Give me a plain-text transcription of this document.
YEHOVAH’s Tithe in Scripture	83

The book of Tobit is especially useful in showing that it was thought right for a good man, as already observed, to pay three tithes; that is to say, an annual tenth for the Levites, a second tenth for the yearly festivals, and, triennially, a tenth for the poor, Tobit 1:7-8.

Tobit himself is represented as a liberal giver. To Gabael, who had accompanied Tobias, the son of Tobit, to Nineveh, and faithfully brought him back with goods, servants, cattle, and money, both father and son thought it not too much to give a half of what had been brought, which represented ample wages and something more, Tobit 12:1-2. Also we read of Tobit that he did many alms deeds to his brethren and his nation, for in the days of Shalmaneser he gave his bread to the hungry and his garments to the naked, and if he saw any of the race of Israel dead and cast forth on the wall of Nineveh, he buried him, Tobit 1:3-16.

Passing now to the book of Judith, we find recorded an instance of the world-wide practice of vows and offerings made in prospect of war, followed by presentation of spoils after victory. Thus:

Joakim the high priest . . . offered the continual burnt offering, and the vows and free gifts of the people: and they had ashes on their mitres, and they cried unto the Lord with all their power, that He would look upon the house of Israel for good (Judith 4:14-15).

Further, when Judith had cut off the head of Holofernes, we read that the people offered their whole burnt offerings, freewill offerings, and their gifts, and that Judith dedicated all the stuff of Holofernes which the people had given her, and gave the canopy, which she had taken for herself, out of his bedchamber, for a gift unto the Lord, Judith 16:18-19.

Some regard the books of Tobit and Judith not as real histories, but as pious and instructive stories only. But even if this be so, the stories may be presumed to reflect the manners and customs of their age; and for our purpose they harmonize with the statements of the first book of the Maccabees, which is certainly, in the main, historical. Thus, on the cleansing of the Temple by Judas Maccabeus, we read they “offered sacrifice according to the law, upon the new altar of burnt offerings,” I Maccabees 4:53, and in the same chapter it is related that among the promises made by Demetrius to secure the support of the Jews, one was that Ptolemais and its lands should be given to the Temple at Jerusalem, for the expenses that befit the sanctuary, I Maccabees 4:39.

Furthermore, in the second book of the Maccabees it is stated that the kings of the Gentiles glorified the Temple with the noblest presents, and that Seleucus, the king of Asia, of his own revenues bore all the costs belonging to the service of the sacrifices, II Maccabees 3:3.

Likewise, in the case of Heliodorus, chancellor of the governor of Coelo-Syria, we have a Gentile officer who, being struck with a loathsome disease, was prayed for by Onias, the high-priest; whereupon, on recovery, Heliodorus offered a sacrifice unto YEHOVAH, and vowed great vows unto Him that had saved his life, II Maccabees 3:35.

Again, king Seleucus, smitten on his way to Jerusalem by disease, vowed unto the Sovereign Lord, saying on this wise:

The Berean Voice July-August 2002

········

Each line in the material above must be retyped without alteration.

■ Correct answer:
Give me a plain-text transcription of this document.
YEHOVAH’s Tithe in Scripture	83

The book of Tobit is especially useful in showing that it was thought right for a good man, as already observed, to pay three tithes; that is to say, an annual tenth for the Levites, a second tenth for the yearly festivals, and, triennially, a tenth for the poor, Tobit 1:7-8.

Tobit himself is represented as a liberal giver. To Gabael, who had accompanied Tobias, the son of Tobit, to Nineveh, and faithfully brought him back with goods, servants, cattle, and money, both father and son thought it not too much to give a half of what had been brought, which represented ample wages and something more, Tobit 12:1-2. Also we read of Tobit that he did many alms deeds to his brethren and his nation, for in the days of Shalmaneser he gave his bread to the hungry and his garments to the naked, and if he saw any of the race of Israel dead and cast forth on the wall of Nineveh, he buried him, Tobit 1:3-16.

Passing now to the book of Judith, we find recorded an instance of the world-wide practice of vows and offerings made in prospect of war, followed by presentation of spoils after victory. Thus:

Joakim the high priest . . . offered the continual burnt offering, and the vows and free gifts of the people: and they had ashes on their mitres, and they cried unto the Lord with all their power, that He would look upon the house of Israel for good (Judith 4:14-15).

Further, when Judith had cut off the head of Holofernes, we read that the people offered their whole burnt offerings, freewill offerings, and their gifts, and that Judith dedicated all the stuff of Holofernes which the people had given her, and gave the canopy, which she had taken for herself, out of his bedchamber, for a gift unto the Lord, Judith 16:18-19.

Some regard the books of Tobit and Judith not as real histories, but as pious and instructive stories only. But even if this be so, the stories may be presumed to reflect the manners and customs of their age; and for our purpose they harmonize with the statements of the first book of the Maccabees, which is certainly, in the main, historical. Thus, on the cleansing of the Temple by Judas Maccabeus, we read they “offered sacrifice according to the law, upon the new altar of burnt offerings,” I Maccabees 4:53, and in the same chapter it is related that among the promises made by Demetrius to secure the support of the Jews, one was that Ptolemais and its lands should be given to the Temple at Jerusalem, for the expenses that befit the sanctuary, I Maccabees 4:39.

Furthermore, in the second book of the Maccabees it is stated that the kings of the Gentiles glorified the Temple with the noblest presents, and that Seleucus, the king of Asia, of his own revenues bore all the costs belonging to the service of the sacrifices, II Maccabees 3:3.

Likewise, in the case of Heliodorus, chancellor of the governor of Coelo-Syria, we have a Gentile officer who, being struck with a loathsome disease, was prayed for by Onias, the high-priest; whereupon, on recovery, Heliodorus offered a sacrifice unto YEHOVAH, and vowed great vows unto Him that had saved his life, II Maccabees 3:35.

Again, king Seleucus, smitten on his way to Jerusalem by disease, vowed unto the Sovereign Lord, saying on this wise:

The Berean Voice July-August 2002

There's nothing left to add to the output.